=== Record set ===

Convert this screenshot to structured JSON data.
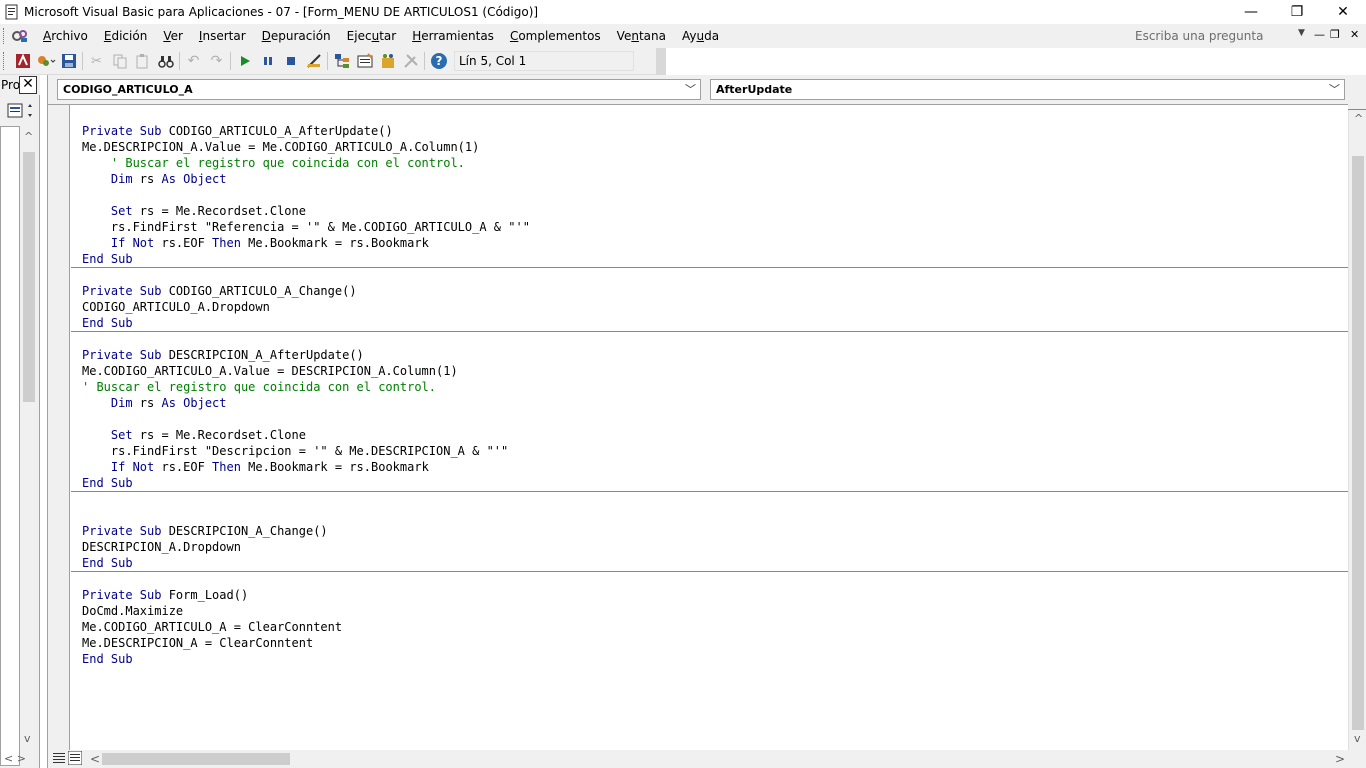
{
  "window": {
    "title": "Microsoft Visual Basic para Aplicaciones - 07 - [Form_MENU DE ARTICULOS1 (Código)]",
    "minimize": "—",
    "restore": "❐",
    "close": "✕"
  },
  "menu": {
    "items": [
      {
        "pre": "",
        "acc": "A",
        "post": "rchivo"
      },
      {
        "pre": "",
        "acc": "E",
        "post": "dición"
      },
      {
        "pre": "",
        "acc": "V",
        "post": "er"
      },
      {
        "pre": "",
        "acc": "I",
        "post": "nsertar"
      },
      {
        "pre": "",
        "acc": "D",
        "post": "epuración"
      },
      {
        "pre": "Ejec",
        "acc": "u",
        "post": "tar"
      },
      {
        "pre": "",
        "acc": "H",
        "post": "erramientas"
      },
      {
        "pre": "",
        "acc": "C",
        "post": "omplementos"
      },
      {
        "pre": "Ve",
        "acc": "n",
        "post": "tana"
      },
      {
        "pre": "Ay",
        "acc": "u",
        "post": "da"
      }
    ],
    "help_placeholder": "Escriba una pregunta"
  },
  "toolbar": {
    "position": "Lín 5, Col 1"
  },
  "project_panel": {
    "title": "Pro",
    "close": "✕"
  },
  "code_window": {
    "object_combo": "CODIGO_ARTICULO_A",
    "procedure_combo": "AfterUpdate"
  },
  "code_lines": [
    [
      {
        "k": "kw",
        "t": "Private Sub"
      },
      {
        "k": "",
        "t": " CODIGO_ARTICULO_A_AfterUpdate()"
      }
    ],
    [
      {
        "k": "",
        "t": "Me.DESCRIPCION_A.Value = Me.CODIGO_ARTICULO_A.Column(1)"
      }
    ],
    [
      {
        "k": "cm",
        "t": "    ' Buscar el registro que coincida con el control."
      }
    ],
    [
      {
        "k": "kw",
        "t": "    Dim"
      },
      {
        "k": "",
        "t": " rs "
      },
      {
        "k": "kw",
        "t": "As Object"
      }
    ],
    [
      {
        "k": "",
        "t": ""
      }
    ],
    [
      {
        "k": "kw",
        "t": "    Set"
      },
      {
        "k": "",
        "t": " rs = Me.Recordset.Clone"
      }
    ],
    [
      {
        "k": "",
        "t": "    rs.FindFirst \"Referencia = '\" & Me.CODIGO_ARTICULO_A & \"'\""
      }
    ],
    [
      {
        "k": "kw",
        "t": "    If Not"
      },
      {
        "k": "",
        "t": " rs.EOF "
      },
      {
        "k": "kw",
        "t": "Then"
      },
      {
        "k": "",
        "t": " Me.Bookmark = rs.Bookmark"
      }
    ],
    [
      {
        "k": "kw",
        "t": "End Sub"
      }
    ],
    [
      {
        "k": "",
        "t": ""
      }
    ],
    [
      {
        "k": "kw",
        "t": "Private Sub"
      },
      {
        "k": "",
        "t": " CODIGO_ARTICULO_A_Change()"
      }
    ],
    [
      {
        "k": "",
        "t": "CODIGO_ARTICULO_A.Dropdown"
      }
    ],
    [
      {
        "k": "kw",
        "t": "End Sub"
      }
    ],
    [
      {
        "k": "",
        "t": ""
      }
    ],
    [
      {
        "k": "kw",
        "t": "Private Sub"
      },
      {
        "k": "",
        "t": " DESCRIPCION_A_AfterUpdate()"
      }
    ],
    [
      {
        "k": "",
        "t": "Me.CODIGO_ARTICULO_A.Value = DESCRIPCION_A.Column(1)"
      }
    ],
    [
      {
        "k": "cm",
        "t": "' Buscar el registro que coincida con el control."
      }
    ],
    [
      {
        "k": "kw",
        "t": "    Dim"
      },
      {
        "k": "",
        "t": " rs "
      },
      {
        "k": "kw",
        "t": "As Object"
      }
    ],
    [
      {
        "k": "",
        "t": ""
      }
    ],
    [
      {
        "k": "kw",
        "t": "    Set"
      },
      {
        "k": "",
        "t": " rs = Me.Recordset.Clone"
      }
    ],
    [
      {
        "k": "",
        "t": "    rs.FindFirst \"Descripcion = '\" & Me.DESCRIPCION_A & \"'\""
      }
    ],
    [
      {
        "k": "kw",
        "t": "    If Not"
      },
      {
        "k": "",
        "t": " rs.EOF "
      },
      {
        "k": "kw",
        "t": "Then"
      },
      {
        "k": "",
        "t": " Me.Bookmark = rs.Bookmark"
      }
    ],
    [
      {
        "k": "kw",
        "t": "End Sub"
      }
    ],
    [
      {
        "k": "",
        "t": ""
      }
    ],
    [
      {
        "k": "",
        "t": ""
      }
    ],
    [
      {
        "k": "kw",
        "t": "Private Sub"
      },
      {
        "k": "",
        "t": " DESCRIPCION_A_Change()"
      }
    ],
    [
      {
        "k": "",
        "t": "DESCRIPCION_A.Dropdown"
      }
    ],
    [
      {
        "k": "kw",
        "t": "End Sub"
      }
    ],
    [
      {
        "k": "",
        "t": ""
      }
    ],
    [
      {
        "k": "kw",
        "t": "Private Sub"
      },
      {
        "k": "",
        "t": " Form_Load()"
      }
    ],
    [
      {
        "k": "",
        "t": "DoCmd.Maximize"
      }
    ],
    [
      {
        "k": "",
        "t": "Me.CODIGO_ARTICULO_A = ClearConntent"
      }
    ],
    [
      {
        "k": "",
        "t": "Me.DESCRIPCION_A = ClearConntent"
      }
    ],
    [
      {
        "k": "kw",
        "t": "End Sub"
      }
    ]
  ],
  "colors": {
    "keyword": "#00008b",
    "comment": "#008000",
    "chrome": "#f0f0f0"
  }
}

===

## Objective
Reproduce every record above exactly, but leave out the pictures.

## Written answer
Convert this screenshot to structured JSON data.
{
  "window": {
    "title": "Microsoft Visual Basic para Aplicaciones - 07 - [Form_MENU DE ARTICULOS1 (Código)]",
    "minimize": "—",
    "restore": "❐",
    "close": "✕"
  },
  "menu": {
    "items": [
      {
        "pre": "",
        "acc": "A",
        "post": "rchivo"
      },
      {
        "pre": "",
        "acc": "E",
        "post": "dición"
      },
      {
        "pre": "",
        "acc": "V",
        "post": "er"
      },
      {
        "pre": "",
        "acc": "I",
        "post": "nsertar"
      },
      {
        "pre": "",
        "acc": "D",
        "post": "epuración"
      },
      {
        "pre": "Ejec",
        "acc": "u",
        "post": "tar"
      },
      {
        "pre": "",
        "acc": "H",
        "post": "erramientas"
      },
      {
        "pre": "",
        "acc": "C",
        "post": "omplementos"
      },
      {
        "pre": "Ve",
        "acc": "n",
        "post": "tana"
      },
      {
        "pre": "Ay",
        "acc": "u",
        "post": "da"
      }
    ],
    "help_placeholder": "Escriba una pregunta"
  },
  "toolbar": {
    "position": "Lín 5, Col 1"
  },
  "project_panel": {
    "title": "Pro",
    "close": "✕"
  },
  "code_window": {
    "object_combo": "CODIGO_ARTICULO_A",
    "procedure_combo": "AfterUpdate"
  },
  "code_lines": [
    [
      {
        "k": "kw",
        "t": "Private Sub"
      },
      {
        "k": "",
        "t": " CODIGO_ARTICULO_A_AfterUpdate()"
      }
    ],
    [
      {
        "k": "",
        "t": "Me.DESCRIPCION_A.Value = Me.CODIGO_ARTICULO_A.Column(1)"
      }
    ],
    [
      {
        "k": "cm",
        "t": "    ' Buscar el registro que coincida con el control."
      }
    ],
    [
      {
        "k": "kw",
        "t": "    Dim"
      },
      {
        "k": "",
        "t": " rs "
      },
      {
        "k": "kw",
        "t": "As Object"
      }
    ],
    [
      {
        "k": "",
        "t": ""
      }
    ],
    [
      {
        "k": "kw",
        "t": "    Set"
      },
      {
        "k": "",
        "t": " rs = Me.Recordset.Clone"
      }
    ],
    [
      {
        "k": "",
        "t": "    rs.FindFirst \"Referencia = '\" & Me.CODIGO_ARTICULO_A & \"'\""
      }
    ],
    [
      {
        "k": "kw",
        "t": "    If Not"
      },
      {
        "k": "",
        "t": " rs.EOF "
      },
      {
        "k": "kw",
        "t": "Then"
      },
      {
        "k": "",
        "t": " Me.Bookmark = rs.Bookmark"
      }
    ],
    [
      {
        "k": "kw",
        "t": "End Sub"
      }
    ],
    [
      {
        "k": "",
        "t": ""
      }
    ],
    [
      {
        "k": "kw",
        "t": "Private Sub"
      },
      {
        "k": "",
        "t": " CODIGO_ARTICULO_A_Change()"
      }
    ],
    [
      {
        "k": "",
        "t": "CODIGO_ARTICULO_A.Dropdown"
      }
    ],
    [
      {
        "k": "kw",
        "t": "End Sub"
      }
    ],
    [
      {
        "k": "",
        "t": ""
      }
    ],
    [
      {
        "k": "kw",
        "t": "Private Sub"
      },
      {
        "k": "",
        "t": " DESCRIPCION_A_AfterUpdate()"
      }
    ],
    [
      {
        "k": "",
        "t": "Me.CODIGO_ARTICULO_A.Value = DESCRIPCION_A.Column(1)"
      }
    ],
    [
      {
        "k": "cm",
        "t": "' Buscar el registro que coincida con el control."
      }
    ],
    [
      {
        "k": "kw",
        "t": "    Dim"
      },
      {
        "k": "",
        "t": " rs "
      },
      {
        "k": "kw",
        "t": "As Object"
      }
    ],
    [
      {
        "k": "",
        "t": ""
      }
    ],
    [
      {
        "k": "kw",
        "t": "    Set"
      },
      {
        "k": "",
        "t": " rs = Me.Recordset.Clone"
      }
    ],
    [
      {
        "k": "",
        "t": "    rs.FindFirst \"Descripcion = '\" & Me.DESCRIPCION_A & \"'\""
      }
    ],
    [
      {
        "k": "kw",
        "t": "    If Not"
      },
      {
        "k": "",
        "t": " rs.EOF "
      },
      {
        "k": "kw",
        "t": "Then"
      },
      {
        "k": "",
        "t": " Me.Bookmark = rs.Bookmark"
      }
    ],
    [
      {
        "k": "kw",
        "t": "End Sub"
      }
    ],
    [
      {
        "k": "",
        "t": ""
      }
    ],
    [
      {
        "k": "",
        "t": ""
      }
    ],
    [
      {
        "k": "kw",
        "t": "Private Sub"
      },
      {
        "k": "",
        "t": " DESCRIPCION_A_Change()"
      }
    ],
    [
      {
        "k": "",
        "t": "DESCRIPCION_A.Dropdown"
      }
    ],
    [
      {
        "k": "kw",
        "t": "End Sub"
      }
    ],
    [
      {
        "k": "",
        "t": ""
      }
    ],
    [
      {
        "k": "kw",
        "t": "Private Sub"
      },
      {
        "k": "",
        "t": " Form_Load()"
      }
    ],
    [
      {
        "k": "",
        "t": "DoCmd.Maximize"
      }
    ],
    [
      {
        "k": "",
        "t": "Me.CODIGO_ARTICULO_A = ClearConntent"
      }
    ],
    [
      {
        "k": "",
        "t": "Me.DESCRIPCION_A = ClearConntent"
      }
    ],
    [
      {
        "k": "kw",
        "t": "End Sub"
      }
    ]
  ],
  "colors": {
    "keyword": "#00008b",
    "comment": "#008000",
    "chrome": "#f0f0f0"
  }
}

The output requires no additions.